▶ _TASK INSTRUCTIONS_
Every line that holds the string "ShowingTime" is to be identified and copied.

▶ _MATERIAL TO PROCESS_
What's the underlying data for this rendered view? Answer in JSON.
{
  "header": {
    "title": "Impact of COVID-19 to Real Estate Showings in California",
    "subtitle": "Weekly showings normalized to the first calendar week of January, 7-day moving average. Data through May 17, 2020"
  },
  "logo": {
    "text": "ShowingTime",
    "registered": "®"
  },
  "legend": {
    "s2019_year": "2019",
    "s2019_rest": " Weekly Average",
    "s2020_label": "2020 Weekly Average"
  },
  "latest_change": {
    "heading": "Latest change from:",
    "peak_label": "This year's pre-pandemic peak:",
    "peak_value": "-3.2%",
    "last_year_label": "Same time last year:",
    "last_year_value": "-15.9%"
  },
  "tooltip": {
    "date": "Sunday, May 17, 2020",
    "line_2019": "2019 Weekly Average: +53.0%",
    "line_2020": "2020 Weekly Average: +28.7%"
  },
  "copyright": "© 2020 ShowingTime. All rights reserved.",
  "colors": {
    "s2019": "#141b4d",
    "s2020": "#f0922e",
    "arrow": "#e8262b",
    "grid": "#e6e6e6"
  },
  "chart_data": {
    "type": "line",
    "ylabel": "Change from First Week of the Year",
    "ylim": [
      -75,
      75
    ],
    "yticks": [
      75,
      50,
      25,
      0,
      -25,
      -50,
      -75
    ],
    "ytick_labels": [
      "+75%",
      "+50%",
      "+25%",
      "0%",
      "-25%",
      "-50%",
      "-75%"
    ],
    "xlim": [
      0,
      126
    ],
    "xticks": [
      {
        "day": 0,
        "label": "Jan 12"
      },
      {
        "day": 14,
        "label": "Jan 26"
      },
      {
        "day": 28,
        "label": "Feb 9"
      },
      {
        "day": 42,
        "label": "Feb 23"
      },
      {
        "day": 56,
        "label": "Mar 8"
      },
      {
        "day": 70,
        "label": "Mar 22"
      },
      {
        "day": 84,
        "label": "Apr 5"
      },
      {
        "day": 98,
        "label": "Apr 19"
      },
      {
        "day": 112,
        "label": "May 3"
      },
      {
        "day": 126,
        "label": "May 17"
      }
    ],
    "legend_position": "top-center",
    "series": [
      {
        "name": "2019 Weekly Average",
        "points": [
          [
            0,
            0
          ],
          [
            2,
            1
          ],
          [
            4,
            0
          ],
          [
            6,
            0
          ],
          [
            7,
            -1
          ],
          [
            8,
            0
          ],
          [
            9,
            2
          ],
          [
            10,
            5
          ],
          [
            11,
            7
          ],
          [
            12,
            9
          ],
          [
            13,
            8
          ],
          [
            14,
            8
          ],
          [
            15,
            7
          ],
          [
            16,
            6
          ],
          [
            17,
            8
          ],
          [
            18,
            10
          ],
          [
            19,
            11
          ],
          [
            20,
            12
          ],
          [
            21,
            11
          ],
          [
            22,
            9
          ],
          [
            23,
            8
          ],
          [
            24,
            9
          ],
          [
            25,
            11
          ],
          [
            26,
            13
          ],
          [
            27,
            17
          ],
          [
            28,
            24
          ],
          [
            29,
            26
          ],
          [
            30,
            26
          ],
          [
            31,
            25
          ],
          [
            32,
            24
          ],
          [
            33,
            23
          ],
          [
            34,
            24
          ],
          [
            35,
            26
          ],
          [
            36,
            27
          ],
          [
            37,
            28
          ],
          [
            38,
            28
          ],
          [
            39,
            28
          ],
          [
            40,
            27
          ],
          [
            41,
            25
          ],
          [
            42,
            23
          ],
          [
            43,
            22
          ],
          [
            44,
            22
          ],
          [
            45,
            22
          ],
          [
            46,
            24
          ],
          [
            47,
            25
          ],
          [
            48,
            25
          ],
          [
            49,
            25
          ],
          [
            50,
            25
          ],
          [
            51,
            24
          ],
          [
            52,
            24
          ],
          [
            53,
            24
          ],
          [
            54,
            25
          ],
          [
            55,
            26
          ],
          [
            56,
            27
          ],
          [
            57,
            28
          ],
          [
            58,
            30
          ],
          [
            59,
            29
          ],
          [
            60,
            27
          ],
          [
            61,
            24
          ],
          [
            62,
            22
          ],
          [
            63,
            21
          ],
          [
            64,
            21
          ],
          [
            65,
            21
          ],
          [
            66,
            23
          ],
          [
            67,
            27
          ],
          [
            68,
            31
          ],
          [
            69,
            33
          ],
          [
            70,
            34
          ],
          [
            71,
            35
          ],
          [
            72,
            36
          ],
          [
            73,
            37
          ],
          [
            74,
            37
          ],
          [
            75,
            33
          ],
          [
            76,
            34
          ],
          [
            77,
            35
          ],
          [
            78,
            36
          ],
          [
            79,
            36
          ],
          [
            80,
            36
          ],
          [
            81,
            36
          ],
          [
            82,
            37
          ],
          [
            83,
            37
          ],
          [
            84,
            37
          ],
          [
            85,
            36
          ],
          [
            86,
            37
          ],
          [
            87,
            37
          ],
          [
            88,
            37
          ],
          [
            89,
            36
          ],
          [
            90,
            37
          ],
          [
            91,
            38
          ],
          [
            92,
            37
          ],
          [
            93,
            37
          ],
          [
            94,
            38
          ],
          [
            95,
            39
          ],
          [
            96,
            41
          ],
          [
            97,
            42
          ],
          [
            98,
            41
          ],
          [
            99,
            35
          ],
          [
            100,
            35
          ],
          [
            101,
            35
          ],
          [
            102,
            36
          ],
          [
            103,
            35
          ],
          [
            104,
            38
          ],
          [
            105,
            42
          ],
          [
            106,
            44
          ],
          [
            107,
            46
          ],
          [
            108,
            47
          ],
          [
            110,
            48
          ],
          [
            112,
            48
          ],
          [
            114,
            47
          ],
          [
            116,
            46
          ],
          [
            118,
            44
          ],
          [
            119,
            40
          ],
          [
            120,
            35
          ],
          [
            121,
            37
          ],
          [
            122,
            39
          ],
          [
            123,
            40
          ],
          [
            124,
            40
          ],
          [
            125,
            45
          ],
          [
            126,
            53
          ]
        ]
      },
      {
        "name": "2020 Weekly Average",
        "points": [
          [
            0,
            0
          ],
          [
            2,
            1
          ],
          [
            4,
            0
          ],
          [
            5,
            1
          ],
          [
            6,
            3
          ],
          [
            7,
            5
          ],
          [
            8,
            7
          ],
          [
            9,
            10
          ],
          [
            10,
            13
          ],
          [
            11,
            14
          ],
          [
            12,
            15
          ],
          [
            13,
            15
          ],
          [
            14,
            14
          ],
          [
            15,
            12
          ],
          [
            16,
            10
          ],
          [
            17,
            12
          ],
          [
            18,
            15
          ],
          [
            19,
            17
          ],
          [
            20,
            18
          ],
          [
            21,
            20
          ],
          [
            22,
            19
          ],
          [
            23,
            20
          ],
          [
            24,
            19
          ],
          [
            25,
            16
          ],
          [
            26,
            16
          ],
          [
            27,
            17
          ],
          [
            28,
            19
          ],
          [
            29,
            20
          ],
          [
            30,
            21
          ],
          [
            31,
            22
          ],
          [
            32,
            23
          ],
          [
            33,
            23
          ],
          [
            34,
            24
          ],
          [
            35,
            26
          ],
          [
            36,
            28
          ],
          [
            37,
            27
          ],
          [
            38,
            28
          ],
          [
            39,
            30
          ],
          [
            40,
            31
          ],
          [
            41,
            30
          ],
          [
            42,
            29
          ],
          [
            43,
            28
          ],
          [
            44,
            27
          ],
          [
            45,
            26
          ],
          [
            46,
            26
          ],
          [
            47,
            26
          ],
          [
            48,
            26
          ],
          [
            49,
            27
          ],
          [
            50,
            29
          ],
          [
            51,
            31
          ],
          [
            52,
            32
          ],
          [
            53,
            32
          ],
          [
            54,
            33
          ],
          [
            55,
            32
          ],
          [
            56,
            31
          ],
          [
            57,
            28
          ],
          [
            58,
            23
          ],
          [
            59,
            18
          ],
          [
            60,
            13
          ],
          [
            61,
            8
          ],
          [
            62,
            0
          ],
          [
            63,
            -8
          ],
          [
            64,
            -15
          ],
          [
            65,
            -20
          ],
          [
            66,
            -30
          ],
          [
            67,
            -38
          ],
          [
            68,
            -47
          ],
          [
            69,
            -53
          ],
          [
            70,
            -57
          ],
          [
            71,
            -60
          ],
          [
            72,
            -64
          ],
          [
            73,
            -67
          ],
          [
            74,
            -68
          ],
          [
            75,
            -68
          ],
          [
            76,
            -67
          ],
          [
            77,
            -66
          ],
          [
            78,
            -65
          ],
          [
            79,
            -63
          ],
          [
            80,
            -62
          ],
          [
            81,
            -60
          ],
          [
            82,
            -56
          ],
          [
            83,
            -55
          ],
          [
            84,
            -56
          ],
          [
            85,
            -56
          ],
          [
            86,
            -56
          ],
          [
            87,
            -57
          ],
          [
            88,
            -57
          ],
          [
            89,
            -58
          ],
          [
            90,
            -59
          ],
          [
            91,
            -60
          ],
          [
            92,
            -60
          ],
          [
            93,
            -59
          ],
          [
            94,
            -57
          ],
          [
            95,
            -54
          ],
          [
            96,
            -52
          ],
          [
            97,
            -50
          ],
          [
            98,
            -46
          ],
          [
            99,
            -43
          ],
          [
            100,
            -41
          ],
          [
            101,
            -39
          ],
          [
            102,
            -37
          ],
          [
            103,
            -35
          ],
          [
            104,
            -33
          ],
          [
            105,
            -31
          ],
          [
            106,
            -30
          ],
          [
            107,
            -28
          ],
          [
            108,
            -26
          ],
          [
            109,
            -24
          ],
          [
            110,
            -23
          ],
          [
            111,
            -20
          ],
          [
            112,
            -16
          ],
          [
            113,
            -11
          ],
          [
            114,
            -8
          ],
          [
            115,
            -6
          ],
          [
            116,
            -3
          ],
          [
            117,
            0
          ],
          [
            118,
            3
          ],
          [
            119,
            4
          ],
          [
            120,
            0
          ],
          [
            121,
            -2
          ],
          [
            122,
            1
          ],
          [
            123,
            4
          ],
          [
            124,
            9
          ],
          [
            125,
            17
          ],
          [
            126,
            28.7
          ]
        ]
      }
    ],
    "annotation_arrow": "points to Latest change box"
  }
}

▶ _RESULT OF THE EXERCISE_
    "text": "ShowingTime",
  "copyright": "© 2020 ShowingTime. All rights reserved.",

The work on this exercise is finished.